• WHAT THE EXERCISE ASKS: Repeat the records exactly. Every line must match.

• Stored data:
▬▬▬

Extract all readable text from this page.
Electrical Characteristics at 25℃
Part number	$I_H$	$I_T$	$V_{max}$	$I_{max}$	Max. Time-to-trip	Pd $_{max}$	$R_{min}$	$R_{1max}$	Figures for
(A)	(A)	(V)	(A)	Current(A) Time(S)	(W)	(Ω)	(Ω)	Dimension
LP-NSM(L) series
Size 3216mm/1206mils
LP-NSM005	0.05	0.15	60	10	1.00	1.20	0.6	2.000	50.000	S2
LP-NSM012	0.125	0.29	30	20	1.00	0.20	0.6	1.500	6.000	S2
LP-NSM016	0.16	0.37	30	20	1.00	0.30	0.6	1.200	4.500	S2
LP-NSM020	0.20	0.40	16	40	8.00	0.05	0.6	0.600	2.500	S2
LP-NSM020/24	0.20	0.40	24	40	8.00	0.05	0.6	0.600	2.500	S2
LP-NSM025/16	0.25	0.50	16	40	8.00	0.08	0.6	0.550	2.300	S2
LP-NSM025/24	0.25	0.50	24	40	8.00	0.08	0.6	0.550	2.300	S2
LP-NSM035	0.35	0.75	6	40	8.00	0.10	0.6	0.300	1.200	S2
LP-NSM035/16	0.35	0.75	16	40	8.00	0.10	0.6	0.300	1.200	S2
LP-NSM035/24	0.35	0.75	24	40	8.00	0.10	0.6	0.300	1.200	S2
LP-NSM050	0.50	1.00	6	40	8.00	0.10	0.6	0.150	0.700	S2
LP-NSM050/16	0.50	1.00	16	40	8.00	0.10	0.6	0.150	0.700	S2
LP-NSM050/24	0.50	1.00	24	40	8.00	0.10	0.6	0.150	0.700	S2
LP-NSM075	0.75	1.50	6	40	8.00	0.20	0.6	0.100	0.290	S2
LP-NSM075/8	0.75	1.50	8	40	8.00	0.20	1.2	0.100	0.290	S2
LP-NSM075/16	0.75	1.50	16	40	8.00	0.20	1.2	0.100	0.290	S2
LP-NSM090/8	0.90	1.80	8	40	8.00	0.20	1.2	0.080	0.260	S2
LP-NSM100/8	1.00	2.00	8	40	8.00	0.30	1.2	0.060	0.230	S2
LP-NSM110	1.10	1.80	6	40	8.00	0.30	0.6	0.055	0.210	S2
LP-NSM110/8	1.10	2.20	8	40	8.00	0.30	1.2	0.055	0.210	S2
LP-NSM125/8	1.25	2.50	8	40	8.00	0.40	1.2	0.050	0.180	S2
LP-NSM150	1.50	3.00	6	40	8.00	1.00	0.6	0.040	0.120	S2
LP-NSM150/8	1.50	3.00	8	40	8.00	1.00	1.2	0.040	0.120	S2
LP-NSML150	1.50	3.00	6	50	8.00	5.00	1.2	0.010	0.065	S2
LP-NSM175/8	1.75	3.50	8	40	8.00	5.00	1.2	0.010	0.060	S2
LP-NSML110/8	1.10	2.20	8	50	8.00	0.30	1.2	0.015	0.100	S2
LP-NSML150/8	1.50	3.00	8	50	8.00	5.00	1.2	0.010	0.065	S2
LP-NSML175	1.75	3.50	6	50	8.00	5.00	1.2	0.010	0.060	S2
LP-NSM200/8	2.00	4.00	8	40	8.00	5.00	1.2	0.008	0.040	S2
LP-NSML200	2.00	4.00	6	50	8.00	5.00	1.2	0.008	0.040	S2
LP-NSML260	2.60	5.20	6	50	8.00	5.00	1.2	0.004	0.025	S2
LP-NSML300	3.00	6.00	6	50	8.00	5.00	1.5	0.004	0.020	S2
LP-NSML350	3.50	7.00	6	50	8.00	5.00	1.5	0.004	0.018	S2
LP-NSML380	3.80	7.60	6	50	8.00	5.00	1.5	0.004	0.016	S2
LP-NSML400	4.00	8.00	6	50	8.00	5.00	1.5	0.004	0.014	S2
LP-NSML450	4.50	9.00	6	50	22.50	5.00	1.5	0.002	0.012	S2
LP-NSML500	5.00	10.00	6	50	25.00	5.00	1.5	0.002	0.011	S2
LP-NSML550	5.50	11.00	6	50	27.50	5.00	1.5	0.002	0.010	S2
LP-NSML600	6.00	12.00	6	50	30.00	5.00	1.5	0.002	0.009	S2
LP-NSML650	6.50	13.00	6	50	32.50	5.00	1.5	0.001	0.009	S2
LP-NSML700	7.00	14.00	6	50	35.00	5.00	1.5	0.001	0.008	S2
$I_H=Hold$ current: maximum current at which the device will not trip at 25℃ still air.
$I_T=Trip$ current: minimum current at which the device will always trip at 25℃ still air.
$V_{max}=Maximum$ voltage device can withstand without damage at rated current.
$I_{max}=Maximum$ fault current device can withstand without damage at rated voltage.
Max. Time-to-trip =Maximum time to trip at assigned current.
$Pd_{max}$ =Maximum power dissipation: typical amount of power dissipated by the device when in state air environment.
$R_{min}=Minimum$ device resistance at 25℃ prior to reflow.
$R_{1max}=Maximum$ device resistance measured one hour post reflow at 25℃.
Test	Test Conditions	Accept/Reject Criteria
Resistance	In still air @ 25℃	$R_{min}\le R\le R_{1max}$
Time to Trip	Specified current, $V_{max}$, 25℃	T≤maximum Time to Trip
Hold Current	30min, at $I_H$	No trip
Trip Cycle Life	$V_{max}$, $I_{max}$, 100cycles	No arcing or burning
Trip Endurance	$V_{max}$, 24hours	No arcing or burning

▬▬▬

• RESPONSE TO THIS EXERCISE:
Extract all readable text from this page.
Electrical Characteristics at 25℃
Part number	$I_H$	$I_T$	$V_{max}$	$I_{max}$	Max. Time-to-trip	Pd $_{max}$	$R_{min}$	$R_{1max}$	Figures for
(A)	(A)	(V)	(A)	Current(A) Time(S)	(W)	(Ω)	(Ω)	Dimension
LP-NSM(L) series
Size 3216mm/1206mils
LP-NSM005	0.05	0.15	60	10	1.00	1.20	0.6	2.000	50.000	S2
LP-NSM012	0.125	0.29	30	20	1.00	0.20	0.6	1.500	6.000	S2
LP-NSM016	0.16	0.37	30	20	1.00	0.30	0.6	1.200	4.500	S2
LP-NSM020	0.20	0.40	16	40	8.00	0.05	0.6	0.600	2.500	S2
LP-NSM020/24	0.20	0.40	24	40	8.00	0.05	0.6	0.600	2.500	S2
LP-NSM025/16	0.25	0.50	16	40	8.00	0.08	0.6	0.550	2.300	S2
LP-NSM025/24	0.25	0.50	24	40	8.00	0.08	0.6	0.550	2.300	S2
LP-NSM035	0.35	0.75	6	40	8.00	0.10	0.6	0.300	1.200	S2
LP-NSM035/16	0.35	0.75	16	40	8.00	0.10	0.6	0.300	1.200	S2
LP-NSM035/24	0.35	0.75	24	40	8.00	0.10	0.6	0.300	1.200	S2
LP-NSM050	0.50	1.00	6	40	8.00	0.10	0.6	0.150	0.700	S2
LP-NSM050/16	0.50	1.00	16	40	8.00	0.10	0.6	0.150	0.700	S2
LP-NSM050/24	0.50	1.00	24	40	8.00	0.10	0.6	0.150	0.700	S2
LP-NSM075	0.75	1.50	6	40	8.00	0.20	0.6	0.100	0.290	S2
LP-NSM075/8	0.75	1.50	8	40	8.00	0.20	1.2	0.100	0.290	S2
LP-NSM075/16	0.75	1.50	16	40	8.00	0.20	1.2	0.100	0.290	S2
LP-NSM090/8	0.90	1.80	8	40	8.00	0.20	1.2	0.080	0.260	S2
LP-NSM100/8	1.00	2.00	8	40	8.00	0.30	1.2	0.060	0.230	S2
LP-NSM110	1.10	1.80	6	40	8.00	0.30	0.6	0.055	0.210	S2
LP-NSM110/8	1.10	2.20	8	40	8.00	0.30	1.2	0.055	0.210	S2
LP-NSM125/8	1.25	2.50	8	40	8.00	0.40	1.2	0.050	0.180	S2
LP-NSM150	1.50	3.00	6	40	8.00	1.00	0.6	0.040	0.120	S2
LP-NSM150/8	1.50	3.00	8	40	8.00	1.00	1.2	0.040	0.120	S2
LP-NSML150	1.50	3.00	6	50	8.00	5.00	1.2	0.010	0.065	S2
LP-NSM175/8	1.75	3.50	8	40	8.00	5.00	1.2	0.010	0.060	S2
LP-NSML110/8	1.10	2.20	8	50	8.00	0.30	1.2	0.015	0.100	S2
LP-NSML150/8	1.50	3.00	8	50	8.00	5.00	1.2	0.010	0.065	S2
LP-NSML175	1.75	3.50	6	50	8.00	5.00	1.2	0.010	0.060	S2
LP-NSM200/8	2.00	4.00	8	40	8.00	5.00	1.2	0.008	0.040	S2
LP-NSML200	2.00	4.00	6	50	8.00	5.00	1.2	0.008	0.040	S2
LP-NSML260	2.60	5.20	6	50	8.00	5.00	1.2	0.004	0.025	S2
LP-NSML300	3.00	6.00	6	50	8.00	5.00	1.5	0.004	0.020	S2
LP-NSML350	3.50	7.00	6	50	8.00	5.00	1.5	0.004	0.018	S2
LP-NSML380	3.80	7.60	6	50	8.00	5.00	1.5	0.004	0.016	S2
LP-NSML400	4.00	8.00	6	50	8.00	5.00	1.5	0.004	0.014	S2
LP-NSML450	4.50	9.00	6	50	22.50	5.00	1.5	0.002	0.012	S2
LP-NSML500	5.00	10.00	6	50	25.00	5.00	1.5	0.002	0.011	S2
LP-NSML550	5.50	11.00	6	50	27.50	5.00	1.5	0.002	0.010	S2
LP-NSML600	6.00	12.00	6	50	30.00	5.00	1.5	0.002	0.009	S2
LP-NSML650	6.50	13.00	6	50	32.50	5.00	1.5	0.001	0.009	S2
LP-NSML700	7.00	14.00	6	50	35.00	5.00	1.5	0.001	0.008	S2
$I_H=Hold$ current: maximum current at which the device will not trip at 25℃ still air.
$I_T=Trip$ current: minimum current at which the device will always trip at 25℃ still air.
$V_{max}=Maximum$ voltage device can withstand without damage at rated current.
$I_{max}=Maximum$ fault current device can withstand without damage at rated voltage.
Max. Time-to-trip =Maximum time to trip at assigned current.
$Pd_{max}$ =Maximum power dissipation: typical amount of power dissipated by the device when in state air environment.
$R_{min}=Minimum$ device resistance at 25℃ prior to reflow.
$R_{1max}=Maximum$ device resistance measured one hour post reflow at 25℃.
Test	Test Conditions	Accept/Reject Criteria
Resistance	In still air @ 25℃	$R_{min}\le R\le R_{1max}$
Time to Trip	Specified current, $V_{max}$, 25℃	T≤maximum Time to Trip
Hold Current	30min, at $I_H$	No trip
Trip Cycle Life	$V_{max}$, $I_{max}$, 100cycles	No arcing or burning
Trip Endurance	$V_{max}$, 24hours	No arcing or burning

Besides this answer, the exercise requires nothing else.